- [GIVEN INSTRUCTION]: Leave out the pictures and copy everything else in the entries exactly.

━━━━━ MATERIAL TO PROCESS

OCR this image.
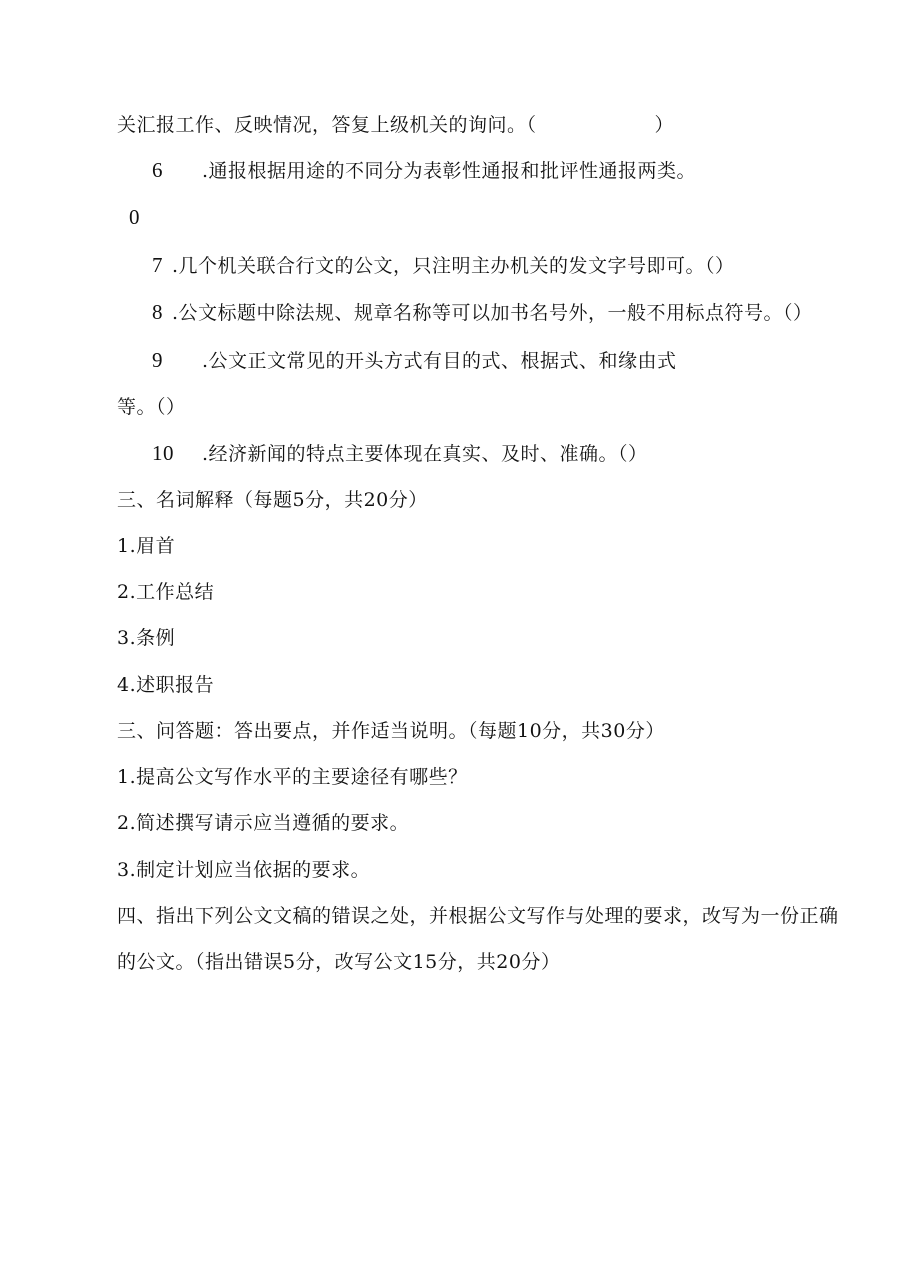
关汇报工作、反映情况，答复上级机关的询问。（	）
6 .通报根据用途的不同分为表彰性通报和批评性通报两类。
0
7 .几个机关联合行文的公文，只注明主办机关的发文字号即可。（）
8 .公文标题中除法规、规章名称等可以加书名号外，一般不用标点符号。（）
9 .公文正文常见的开头方式有目的式、根据式、和缘由式
等。（）
10 .经济新闻的特点主要体现在真实、及时、准确。（）
三、名词解释（每题5分，共20分）
1.眉首
2.工作总结
3.条例
4.述职报告
三、问答题：答出要点，并作适当说明。（每题10分，共30分）
1.提高公文写作水平的主要途径有哪些？
2.简述撰写请示应当遵循的要求。
3.制定计划应当依据的要求。
四、指出下列公文文稿的错误之处，并根据公文写作与处理的要求，改写为一份正确
的公文。（指出错误5分，改写公文15分，共20分）
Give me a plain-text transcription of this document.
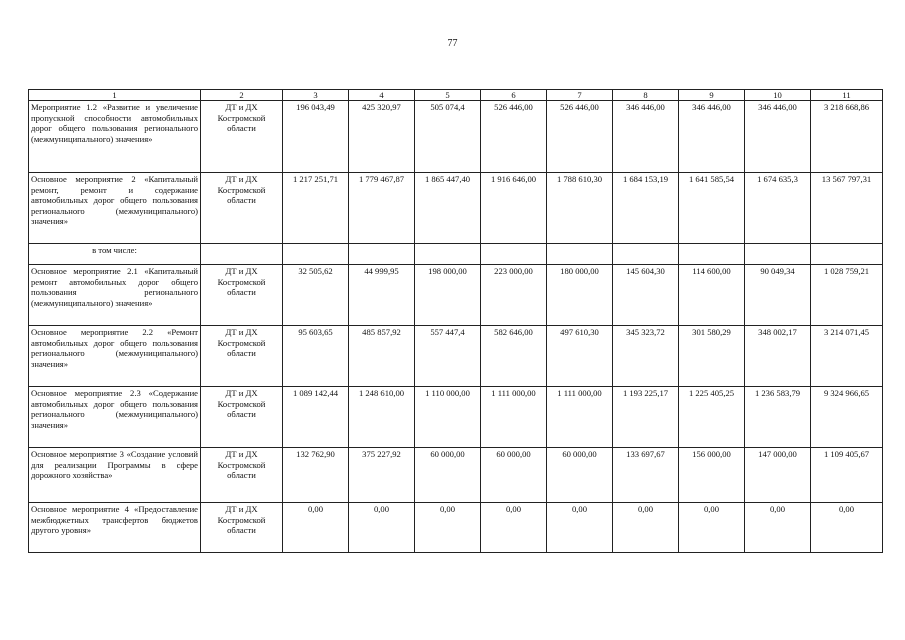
77
1	2	3	4	5	6	7	8	9	10	11
Мероприятие 1.2 «Развитие и увеличение пропускной способности автомобильных дорог общего пользования регионального (межмуниципального) значения»	ДТ и ДХ Костромской области	196 043,49	425 320,97	505 074,4	526 446,00	526 446,00	346 446,00	346 446,00	346 446,00	3 218 668,86
Основное мероприятие 2 «Капитальный ремонт, ремонт и содержание автомобильных дорог общего пользования регионального (межмуниципального) значения»	ДТ и ДХ Костромской области	1 217 251,71	1 779 467,87	1 865 447,40	1 916 646,00	1 788 610,30	1 684 153,19	1 641 585,54	1 674 635,3	13 567 797,31
в том числе:										
Основное мероприятие 2.1 «Капитальный ремонт автомобильных дорог общего пользования регионального (межмуниципального) значения»	ДТ и ДХ Костромской области	32 505,62	44 999,95	198 000,00	223 000,00	180 000,00	145 604,30	114 600,00	90 049,34	1 028 759,21
Основное мероприятие 2.2 «Ремонт автомобильных дорог общего пользования регионального (межмуниципального) значения»	ДТ и ДХ Костромской области	95 603,65	485 857,92	557 447,4	582 646,00	497 610,30	345 323,72	301 580,29	348 002,17	3 214 071,45
Основное мероприятие 2.3 «Содержание автомобильных дорог общего пользования регионального (межмуниципального) значения»	ДТ и ДХ Костромской области	1 089 142,44	1 248 610,00	1 110 000,00	1 111 000,00	1 111 000,00	1 193 225,17	1 225 405,25	1 236 583,79	9 324 966,65
Основное мероприятие 3 «Создание условий для реализации Программы в сфере дорожного хозяйства»	ДТ и ДХ Костромской области	132 762,90	375 227,92	60 000,00	60 000,00	60 000,00	133 697,67	156 000,00	147 000,00	1 109 405,67
Основное мероприятие 4 «Предоставление межбюджетных трансфертов бюджетов другого уровня»	ДТ и ДХ Костромской области	0,00	0,00	0,00	0,00	0,00	0,00	0,00	0,00	0,00
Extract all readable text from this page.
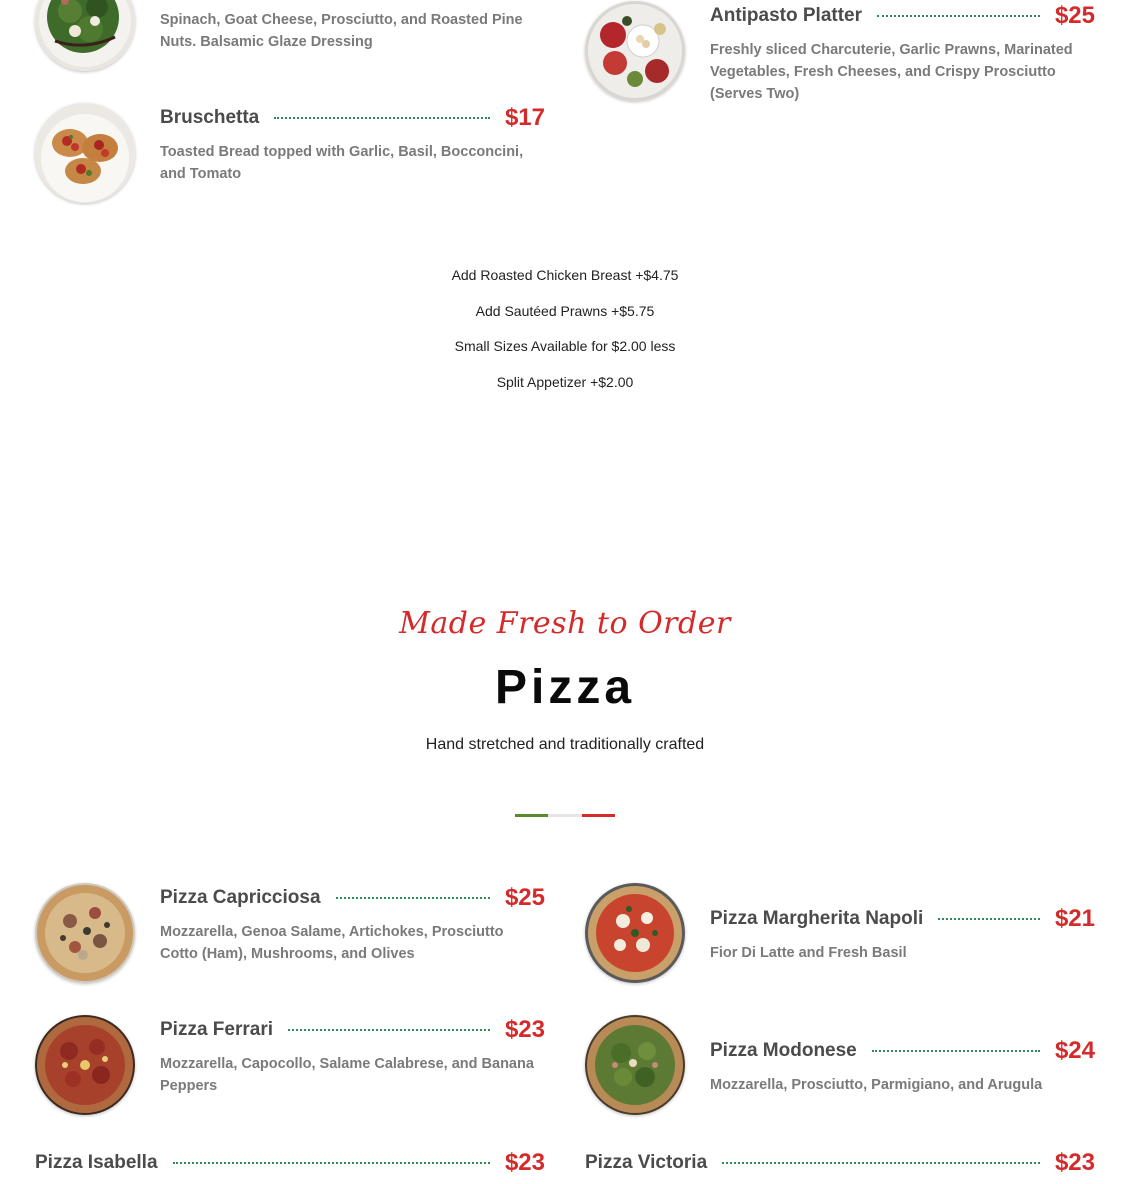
Spinach, Goat Cheese, Prosciutto, and Roasted Pine Nuts. Balsamic Glaze Dressing
Antipasto Platter	$25
Freshly sliced Charcuterie, Garlic Prawns, Marinated Vegetables, Fresh Cheeses, and Crispy Prosciutto (Serves Two)
Bruschetta	$17
Toasted Bread topped with Garlic, Basil, Bocconcini, and Tomato
Add Roasted Chicken Breast +$4.75
Add Sautéed Prawns +$5.75
Small Sizes Available for $2.00 less
Split Appetizer +$2.00
Made Fresh to Order
Pizza
Hand stretched and traditionally crafted
Pizza Capricciosa	$25
Mozzarella, Genoa Salame, Artichokes, Prosciutto Cotto (Ham), Mushrooms, and Olives
Pizza Margherita Napoli	$21
Fior Di Latte and Fresh Basil
Pizza Ferrari	$23
Mozzarella, Capocollo, Salame Calabrese, and Banana Peppers
Pizza Modonese	$24
Mozzarella, Prosciutto, Parmigiano, and Arugula
Pizza Isabella	$23 Pizza Victoria	$23
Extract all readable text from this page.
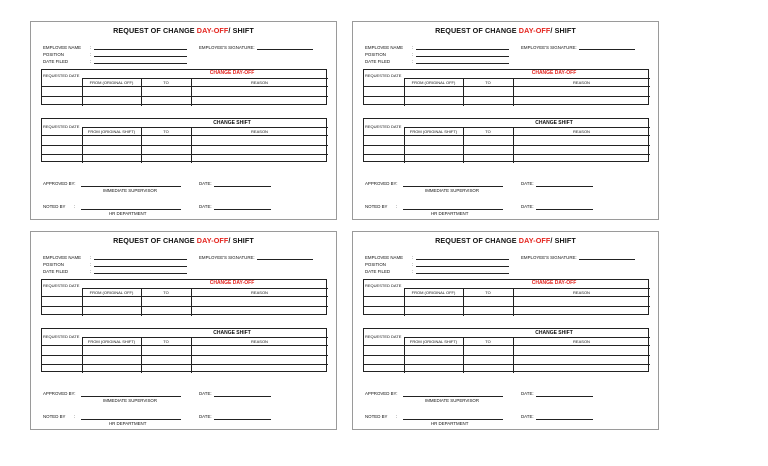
REQUEST OF CHANGE DAY-OFF/ SHIFT
EMPLOVEE NAME :	EMPLOYEE'S SIGNATURE:
POSITION	:
DATE FILED	:
REQUESTED DATE	CHANGE DAY-OFF
FROM (ORIGINAL OFF)	TO	REASON
REQUESTED DATE
CHANGE SHIFT
FROM (ORIGINAL SHIFT)	TO	REASON
APPROVED BY:
IMMEDIATE SUPERVISOR
DATE:
NOTED BY :
HR DEPARTMENT
DATE:
REQUEST OF CHANGE DAY-OFF/ SHIFT
EMPLOVEE NAME :	EMPLOYEE'S SIGNATURE:
POSITION	:
DATE FILED	:
REQUESTED DATE	CHANGE DAY-OFF
FROM (ORIGINAL OFF)	TO	REASON
REQUESTED DATE
CHANGE SHIFT
FROM (ORIGINAL SHIFT)	TO	REASON
APPROVED BY:
IMMEDIATE SUPERVISOR
DATE:
NOTED BY :
HR DEPARTMENT
DATE:
REQUEST OF CHANGE DAY-OFF/ SHIFT
EMPLOVEE NAME :	EMPLOYEE'S SIGNATURE:
POSITION	:
DATE FILED	:
REQUESTED DATE	CHANGE DAY-OFF
FROM (ORIGINAL OFF)	TO	REASON
REQUESTED DATE
CHANGE SHIFT
FROM (ORIGINAL SHIFT)	TO	REASON
APPROVED BY:
IMMEDIATE SUPERVISOR
DATE:
NOTED BY :
HR DEPARTMENT
DATE:
REQUEST OF CHANGE DAY-OFF/ SHIFT
EMPLOVEE NAME :	EMPLOYEE'S SIGNATURE:
POSITION	:
DATE FILED	:
REQUESTED DATE	CHANGE DAY-OFF
FROM (ORIGINAL OFF)	TO	REASON
REQUESTED DATE
CHANGE SHIFT
FROM (ORIGINAL SHIFT)	TO	REASON
APPROVED BY:
IMMEDIATE SUPERVISOR
DATE:
NOTED BY :
HR DEPARTMENT
DATE:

━━━━━━━━━━

- [WRITTEN SOLUTION]:
OCR this image.
关汇报工作、反映情况，答复上级机关的询问。（	）
6 .通报根据用途的不同分为表彰性通报和批评性通报两类。
0
7 .几个机关联合行文的公文，只注明主办机关的发文字号即可。（）
8 .公文标题中除法规、规章名称等可以加书名号外，一般不用标点符号。（）
9 .公文正文常见的开头方式有目的式、根据式、和缘由式
等。（）
10 .经济新闻的特点主要体现在真实、及时、准确。（）
三、名词解释（每题5分，共20分）
1.眉首
2.工作总结
3.条例
4.述职报告
三、问答题：答出要点，并作适当说明。（每题10分，共30分）
1.提高公文写作水平的主要途径有哪些？
2.简述撰写请示应当遵循的要求。
3.制定计划应当依据的要求。
四、指出下列公文文稿的错误之处，并根据公文写作与处理的要求，改写为一份正确
的公文。（指出错误5分，改写公文15分，共20分）
Give me a plain-text transcription of this document.
77
1	2	3	4	5	6	7	8	9	10	11
Мероприятие 1.2 «Развитие и увеличение пропускной способности автомобильных дорог общего пользования регионального (межмуниципального) значения»	ДТ и ДХ Костромской области	196 043,49	425 320,97	505 074,4	526 446,00	526 446,00	346 446,00	346 446,00	346 446,00	3 218 668,86
Основное мероприятие 2 «Капитальный ремонт, ремонт и содержание автомобильных дорог общего пользования регионального (межмуниципального) значения»	ДТ и ДХ Костромской области	1 217 251,71	1 779 467,87	1 865 447,40	1 916 646,00	1 788 610,30	1 684 153,19	1 641 585,54	1 674 635,3	13 567 797,31
в том числе:										
Основное мероприятие 2.1 «Капитальный ремонт автомобильных дорог общего пользования регионального (межмуниципального) значения»	ДТ и ДХ Костромской области	32 505,62	44 999,95	198 000,00	223 000,00	180 000,00	145 604,30	114 600,00	90 049,34	1 028 759,21
Основное мероприятие 2.2 «Ремонт автомобильных дорог общего пользования регионального (межмуниципального) значения»	ДТ и ДХ Костромской области	95 603,65	485 857,92	557 447,4	582 646,00	497 610,30	345 323,72	301 580,29	348 002,17	3 214 071,45
Основное мероприятие 2.3 «Содержание автомобильных дорог общего пользования регионального (межмуниципального) значения»	ДТ и ДХ Костромской области	1 089 142,44	1 248 610,00	1 110 000,00	1 111 000,00	1 111 000,00	1 193 225,17	1 225 405,25	1 236 583,79	9 324 966,65
Основное мероприятие 3 «Создание условий для реализации Программы в сфере дорожного хозяйства»	ДТ и ДХ Костромской области	132 762,90	375 227,92	60 000,00	60 000,00	60 000,00	133 697,67	156 000,00	147 000,00	1 109 405,67
Основное мероприятие 4 «Предоставление межбюджетных трансфертов бюджетов другого уровня»	ДТ и ДХ Костромской области	0,00	0,00	0,00	0,00	0,00	0,00	0,00	0,00	0,00
Extract all readable text from this page.
Spinach, Goat Cheese, Prosciutto, and Roasted Pine Nuts. Balsamic Glaze Dressing
Antipasto Platter	$25
Freshly sliced Charcuterie, Garlic Prawns, Marinated Vegetables, Fresh Cheeses, and Crispy Prosciutto (Serves Two)
Bruschetta	$17
Toasted Bread topped with Garlic, Basil, Bocconcini, and Tomato
Add Roasted Chicken Breast +$4.75
Add Sautéed Prawns +$5.75
Small Sizes Available for $2.00 less
Split Appetizer +$2.00
Made Fresh to Order
Pizza
Hand stretched and traditionally crafted
Pizza Capricciosa	$25
Mozzarella, Genoa Salame, Artichokes, Prosciutto Cotto (Ham), Mushrooms, and Olives
Pizza Margherita Napoli	$21
Fior Di Latte and Fresh Basil
Pizza Ferrari	$23
Mozzarella, Capocollo, Salame Calabrese, and Banana Peppers
Pizza Modonese	$24
Mozzarella, Prosciutto, Parmigiano, and Arugula
Pizza Isabella	$23 Pizza Victoria	$23
Extract all readable text from this page.
REQUEST OF CHANGE DAY-OFF/ SHIFT
EMPLOVEE NAME :	EMPLOYEE'S SIGNATURE:
POSITION	:
DATE FILED	:
REQUESTED DATE	CHANGE DAY-OFF
FROM (ORIGINAL OFF)	TO	REASON
REQUESTED DATE
CHANGE SHIFT
FROM (ORIGINAL SHIFT)	TO	REASON
APPROVED BY:
IMMEDIATE SUPERVISOR
DATE:
NOTED BY :
HR DEPARTMENT
DATE:
REQUEST OF CHANGE DAY-OFF/ SHIFT
EMPLOVEE NAME :	EMPLOYEE'S SIGNATURE:
POSITION	:
DATE FILED	:
REQUESTED DATE	CHANGE DAY-OFF
FROM (ORIGINAL OFF)	TO	REASON
REQUESTED DATE
CHANGE SHIFT
FROM (ORIGINAL SHIFT)	TO	REASON
APPROVED BY:
IMMEDIATE SUPERVISOR
DATE:
NOTED BY :
HR DEPARTMENT
DATE:
REQUEST OF CHANGE DAY-OFF/ SHIFT
EMPLOVEE NAME :	EMPLOYEE'S SIGNATURE:
POSITION	:
DATE FILED	:
REQUESTED DATE	CHANGE DAY-OFF
FROM (ORIGINAL OFF)	TO	REASON
REQUESTED DATE
CHANGE SHIFT
FROM (ORIGINAL SHIFT)	TO	REASON
APPROVED BY:
IMMEDIATE SUPERVISOR
DATE:
NOTED BY :
HR DEPARTMENT
DATE:
REQUEST OF CHANGE DAY-OFF/ SHIFT
EMPLOVEE NAME :	EMPLOYEE'S SIGNATURE:
POSITION	:
DATE FILED	:
REQUESTED DATE	CHANGE DAY-OFF
FROM (ORIGINAL OFF)	TO	REASON
REQUESTED DATE
CHANGE SHIFT
FROM (ORIGINAL SHIFT)	TO	REASON
APPROVED BY:
IMMEDIATE SUPERVISOR
DATE:
NOTED BY :
HR DEPARTMENT
DATE:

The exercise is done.